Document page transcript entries
+ + + + + + +

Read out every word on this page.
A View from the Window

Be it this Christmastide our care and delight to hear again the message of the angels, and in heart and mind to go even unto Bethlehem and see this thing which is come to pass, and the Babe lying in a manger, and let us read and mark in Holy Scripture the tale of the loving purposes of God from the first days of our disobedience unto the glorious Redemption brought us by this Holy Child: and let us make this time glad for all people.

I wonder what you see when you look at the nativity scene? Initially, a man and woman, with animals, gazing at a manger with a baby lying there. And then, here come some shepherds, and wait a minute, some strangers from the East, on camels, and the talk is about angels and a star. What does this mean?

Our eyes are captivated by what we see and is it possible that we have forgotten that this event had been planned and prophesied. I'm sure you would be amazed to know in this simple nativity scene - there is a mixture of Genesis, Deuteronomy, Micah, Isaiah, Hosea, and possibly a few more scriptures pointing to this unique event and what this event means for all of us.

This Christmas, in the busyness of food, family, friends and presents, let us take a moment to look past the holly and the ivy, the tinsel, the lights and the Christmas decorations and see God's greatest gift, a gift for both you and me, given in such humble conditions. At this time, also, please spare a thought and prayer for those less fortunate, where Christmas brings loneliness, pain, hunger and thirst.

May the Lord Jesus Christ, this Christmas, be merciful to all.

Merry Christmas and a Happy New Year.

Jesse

+ + + + + + +

• **Work order**: In the lines above, find each one with "angels" and list it.

• **Response to the task**:
Be it this Christmastide our care and delight to hear again the message of the angels, and in heart and mind to go even unto Bethlehem and see this thing which is come to pass, and the Babe lying in a manger, and let us read and mark in Holy Scripture the tale of the loving purposes of God from the first days of our disobedience unto the glorious Redemption brought us by this Holy Child: and let us make this time glad for all people.
I wonder what you see when you look at the nativity scene? Initially, a man and woman, with animals, gazing at a manger with a baby lying there. And then, here come some shepherds, and wait a minute, some strangers from the East, on camels, and the talk is about angels and a star. What does this mean?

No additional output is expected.